## AIM
Please quote every line word for word.

## MATERIALS PROVIDED
------------

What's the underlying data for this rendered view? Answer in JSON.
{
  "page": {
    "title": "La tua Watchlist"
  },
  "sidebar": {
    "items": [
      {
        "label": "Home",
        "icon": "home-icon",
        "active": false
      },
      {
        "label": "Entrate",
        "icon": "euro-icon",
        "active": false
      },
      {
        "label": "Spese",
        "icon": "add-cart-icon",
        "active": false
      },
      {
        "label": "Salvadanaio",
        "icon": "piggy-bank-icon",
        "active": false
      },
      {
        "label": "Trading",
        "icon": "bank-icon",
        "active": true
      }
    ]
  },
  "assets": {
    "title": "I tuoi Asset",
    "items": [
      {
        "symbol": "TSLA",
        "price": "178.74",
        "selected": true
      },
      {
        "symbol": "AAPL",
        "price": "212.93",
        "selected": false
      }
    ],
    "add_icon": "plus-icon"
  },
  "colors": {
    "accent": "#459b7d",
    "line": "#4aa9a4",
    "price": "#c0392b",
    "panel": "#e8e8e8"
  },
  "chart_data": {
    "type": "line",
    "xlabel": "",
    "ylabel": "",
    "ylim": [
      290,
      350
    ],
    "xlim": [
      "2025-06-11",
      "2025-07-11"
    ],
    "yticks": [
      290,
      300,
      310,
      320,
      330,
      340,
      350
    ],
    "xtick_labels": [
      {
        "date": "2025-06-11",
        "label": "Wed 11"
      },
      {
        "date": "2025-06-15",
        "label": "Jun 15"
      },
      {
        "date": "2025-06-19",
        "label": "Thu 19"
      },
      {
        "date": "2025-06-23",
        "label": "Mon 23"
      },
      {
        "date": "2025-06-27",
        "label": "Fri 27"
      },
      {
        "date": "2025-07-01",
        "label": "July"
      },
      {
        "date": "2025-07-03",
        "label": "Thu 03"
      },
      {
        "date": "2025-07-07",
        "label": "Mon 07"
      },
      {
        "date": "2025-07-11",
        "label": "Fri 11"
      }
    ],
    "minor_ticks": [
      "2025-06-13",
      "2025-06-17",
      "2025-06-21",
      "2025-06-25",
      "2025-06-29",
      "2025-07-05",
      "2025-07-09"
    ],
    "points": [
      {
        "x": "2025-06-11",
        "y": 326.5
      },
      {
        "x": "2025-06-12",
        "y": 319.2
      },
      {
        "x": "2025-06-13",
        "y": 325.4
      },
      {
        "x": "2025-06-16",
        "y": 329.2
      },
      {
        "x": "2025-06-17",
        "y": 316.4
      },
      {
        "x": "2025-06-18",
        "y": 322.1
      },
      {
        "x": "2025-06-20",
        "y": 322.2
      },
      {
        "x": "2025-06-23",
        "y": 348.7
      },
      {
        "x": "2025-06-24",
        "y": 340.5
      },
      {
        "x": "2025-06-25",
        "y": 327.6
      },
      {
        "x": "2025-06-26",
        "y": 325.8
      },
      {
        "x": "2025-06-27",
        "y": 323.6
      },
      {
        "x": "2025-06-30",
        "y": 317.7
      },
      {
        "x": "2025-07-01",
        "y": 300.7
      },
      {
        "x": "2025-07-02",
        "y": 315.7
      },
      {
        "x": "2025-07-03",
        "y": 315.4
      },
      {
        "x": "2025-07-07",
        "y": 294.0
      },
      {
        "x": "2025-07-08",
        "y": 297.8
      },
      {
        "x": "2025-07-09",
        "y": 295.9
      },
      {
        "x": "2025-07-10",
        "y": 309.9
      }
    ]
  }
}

------------

## THE SOLUTION
What's the underlying data for this rendered view? Answer in JSON.
{
  "page": {
    "title": "La tua Watchlist"
  },
  "sidebar": {
    "items": [
      {
        "label": "Home",
        "icon": "home-icon",
        "active": false
      },
      {
        "label": "Entrate",
        "icon": "euro-icon",
        "active": false
      },
      {
        "label": "Spese",
        "icon": "add-cart-icon",
        "active": false
      },
      {
        "label": "Salvadanaio",
        "icon": "piggy-bank-icon",
        "active": false
      },
      {
        "label": "Trading",
        "icon": "bank-icon",
        "active": true
      }
    ]
  },
  "assets": {
    "title": "I tuoi Asset",
    "items": [
      {
        "symbol": "TSLA",
        "price": "178.74",
        "selected": true
      },
      {
        "symbol": "AAPL",
        "price": "212.93",
        "selected": false
      }
    ],
    "add_icon": "plus-icon"
  },
  "colors": {
    "accent": "#459b7d",
    "line": "#4aa9a4",
    "price": "#c0392b",
    "panel": "#e8e8e8"
  },
  "chart_data": {
    "type": "line",
    "xlabel": "",
    "ylabel": "",
    "ylim": [
      290,
      350
    ],
    "xlim": [
      "2025-06-11",
      "2025-07-11"
    ],
    "yticks": [
      290,
      300,
      310,
      320,
      330,
      340,
      350
    ],
    "xtick_labels": [
      {
        "date": "2025-06-11",
        "label": "Wed 11"
      },
      {
        "date": "2025-06-15",
        "label": "Jun 15"
      },
      {
        "date": "2025-06-19",
        "label": "Thu 19"
      },
      {
        "date": "2025-06-23",
        "label": "Mon 23"
      },
      {
        "date": "2025-06-27",
        "label": "Fri 27"
      },
      {
        "date": "2025-07-01",
        "label": "July"
      },
      {
        "date": "2025-07-03",
        "label": "Thu 03"
      },
      {
        "date": "2025-07-07",
        "label": "Mon 07"
      },
      {
        "date": "2025-07-11",
        "label": "Fri 11"
      }
    ],
    "minor_ticks": [
      "2025-06-13",
      "2025-06-17",
      "2025-06-21",
      "2025-06-25",
      "2025-06-29",
      "2025-07-05",
      "2025-07-09"
    ],
    "points": [
      {
        "x": "2025-06-11",
        "y": 326.5
      },
      {
        "x": "2025-06-12",
        "y": 319.2
      },
      {
        "x": "2025-06-13",
        "y": 325.4
      },
      {
        "x": "2025-06-16",
        "y": 329.2
      },
      {
        "x": "2025-06-17",
        "y": 316.4
      },
      {
        "x": "2025-06-18",
        "y": 322.1
      },
      {
        "x": "2025-06-20",
        "y": 322.2
      },
      {
        "x": "2025-06-23",
        "y": 348.7
      },
      {
        "x": "2025-06-24",
        "y": 340.5
      },
      {
        "x": "2025-06-25",
        "y": 327.6
      },
      {
        "x": "2025-06-26",
        "y": 325.8
      },
      {
        "x": "2025-06-27",
        "y": 323.6
      },
      {
        "x": "2025-06-30",
        "y": 317.7
      },
      {
        "x": "2025-07-01",
        "y": 300.7
      },
      {
        "x": "2025-07-02",
        "y": 315.7
      },
      {
        "x": "2025-07-03",
        "y": 315.4
      },
      {
        "x": "2025-07-07",
        "y": 294.0
      },
      {
        "x": "2025-07-08",
        "y": 297.8
      },
      {
        "x": "2025-07-09",
        "y": 295.9
      },
      {
        "x": "2025-07-10",
        "y": 309.9
      }
    ]
  }
}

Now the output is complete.